Request: Write the material out again in full, exactly.

***** Working data *****

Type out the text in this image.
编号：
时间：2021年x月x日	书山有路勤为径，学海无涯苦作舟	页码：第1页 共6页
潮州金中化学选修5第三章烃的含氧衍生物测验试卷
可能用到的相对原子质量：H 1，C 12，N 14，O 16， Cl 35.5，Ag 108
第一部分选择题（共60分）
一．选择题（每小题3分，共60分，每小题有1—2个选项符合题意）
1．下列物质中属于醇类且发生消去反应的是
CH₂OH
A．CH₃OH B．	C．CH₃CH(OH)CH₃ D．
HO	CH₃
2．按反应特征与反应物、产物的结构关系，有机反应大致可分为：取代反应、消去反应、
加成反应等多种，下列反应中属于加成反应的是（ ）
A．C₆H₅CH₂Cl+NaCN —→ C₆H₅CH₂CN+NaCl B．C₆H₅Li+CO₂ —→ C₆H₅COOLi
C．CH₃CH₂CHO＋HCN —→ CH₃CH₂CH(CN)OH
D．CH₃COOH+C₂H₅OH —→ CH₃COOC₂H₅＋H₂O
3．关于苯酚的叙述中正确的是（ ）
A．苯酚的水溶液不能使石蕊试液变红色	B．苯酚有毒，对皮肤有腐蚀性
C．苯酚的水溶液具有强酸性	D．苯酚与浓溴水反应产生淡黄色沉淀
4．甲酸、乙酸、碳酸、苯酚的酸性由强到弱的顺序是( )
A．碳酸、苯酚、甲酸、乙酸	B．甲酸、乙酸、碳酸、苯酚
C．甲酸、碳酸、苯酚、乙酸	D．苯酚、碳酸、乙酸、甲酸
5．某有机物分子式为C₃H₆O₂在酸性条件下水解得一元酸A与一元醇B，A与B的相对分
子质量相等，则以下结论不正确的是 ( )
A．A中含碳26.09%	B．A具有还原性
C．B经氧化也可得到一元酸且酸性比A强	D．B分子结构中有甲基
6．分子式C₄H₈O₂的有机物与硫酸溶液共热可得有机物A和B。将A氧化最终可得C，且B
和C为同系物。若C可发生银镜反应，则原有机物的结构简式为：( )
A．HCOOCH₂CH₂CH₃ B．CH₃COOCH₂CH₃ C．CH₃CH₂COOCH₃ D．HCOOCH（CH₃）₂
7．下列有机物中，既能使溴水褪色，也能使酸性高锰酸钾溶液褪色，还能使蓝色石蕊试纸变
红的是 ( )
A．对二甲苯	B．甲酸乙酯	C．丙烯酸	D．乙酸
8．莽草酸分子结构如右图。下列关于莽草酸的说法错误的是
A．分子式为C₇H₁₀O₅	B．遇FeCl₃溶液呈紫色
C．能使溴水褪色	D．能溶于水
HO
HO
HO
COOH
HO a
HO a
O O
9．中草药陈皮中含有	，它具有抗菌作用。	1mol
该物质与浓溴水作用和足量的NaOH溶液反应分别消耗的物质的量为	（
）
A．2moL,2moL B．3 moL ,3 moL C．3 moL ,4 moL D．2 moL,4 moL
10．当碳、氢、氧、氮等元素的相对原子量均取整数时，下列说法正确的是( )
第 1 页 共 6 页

*****

The reply:
Type out the text in this image.
编号：
时间：2021年x月x日	书山有路勤为径，学海无涯苦作舟	页码：第1页 共6页
潮州金中化学选修5第三章烃的含氧衍生物测验试卷
可能用到的相对原子质量：H 1，C 12，N 14，O 16， Cl 35.5，Ag 108
第一部分选择题（共60分）
一．选择题（每小题3分，共60分，每小题有1—2个选项符合题意）
1．下列物质中属于醇类且发生消去反应的是
CH₂OH
A．CH₃OH B．	C．CH₃CH(OH)CH₃ D．
HO	CH₃
2．按反应特征与反应物、产物的结构关系，有机反应大致可分为：取代反应、消去反应、
加成反应等多种，下列反应中属于加成反应的是（ ）
A．C₆H₅CH₂Cl+NaCN —→ C₆H₅CH₂CN+NaCl B．C₆H₅Li+CO₂ —→ C₆H₅COOLi
C．CH₃CH₂CHO＋HCN —→ CH₃CH₂CH(CN)OH
D．CH₃COOH+C₂H₅OH —→ CH₃COOC₂H₅＋H₂O
3．关于苯酚的叙述中正确的是（ ）
A．苯酚的水溶液不能使石蕊试液变红色	B．苯酚有毒，对皮肤有腐蚀性
C．苯酚的水溶液具有强酸性	D．苯酚与浓溴水反应产生淡黄色沉淀
4．甲酸、乙酸、碳酸、苯酚的酸性由强到弱的顺序是( )
A．碳酸、苯酚、甲酸、乙酸	B．甲酸、乙酸、碳酸、苯酚
C．甲酸、碳酸、苯酚、乙酸	D．苯酚、碳酸、乙酸、甲酸
5．某有机物分子式为C₃H₆O₂在酸性条件下水解得一元酸A与一元醇B，A与B的相对分
子质量相等，则以下结论不正确的是 ( )
A．A中含碳26.09%	B．A具有还原性
C．B经氧化也可得到一元酸且酸性比A强	D．B分子结构中有甲基
6．分子式C₄H₈O₂的有机物与硫酸溶液共热可得有机物A和B。将A氧化最终可得C，且B
和C为同系物。若C可发生银镜反应，则原有机物的结构简式为：( )
A．HCOOCH₂CH₂CH₃ B．CH₃COOCH₂CH₃ C．CH₃CH₂COOCH₃ D．HCOOCH（CH₃）₂
7．下列有机物中，既能使溴水褪色，也能使酸性高锰酸钾溶液褪色，还能使蓝色石蕊试纸变
红的是 ( )
A．对二甲苯	B．甲酸乙酯	C．丙烯酸	D．乙酸
8．莽草酸分子结构如右图。下列关于莽草酸的说法错误的是
A．分子式为C₇H₁₀O₅	B．遇FeCl₃溶液呈紫色
C．能使溴水褪色	D．能溶于水
HO
HO
HO
COOH
HO a
HO a
O O
9．中草药陈皮中含有	，它具有抗菌作用。	1mol
该物质与浓溴水作用和足量的NaOH溶液反应分别消耗的物质的量为	（
）
A．2moL,2moL B．3 moL ,3 moL C．3 moL ,4 moL D．2 moL,4 moL
10．当碳、氢、氧、氮等元素的相对原子量均取整数时，下列说法正确的是( )
第 1 页 共 6 页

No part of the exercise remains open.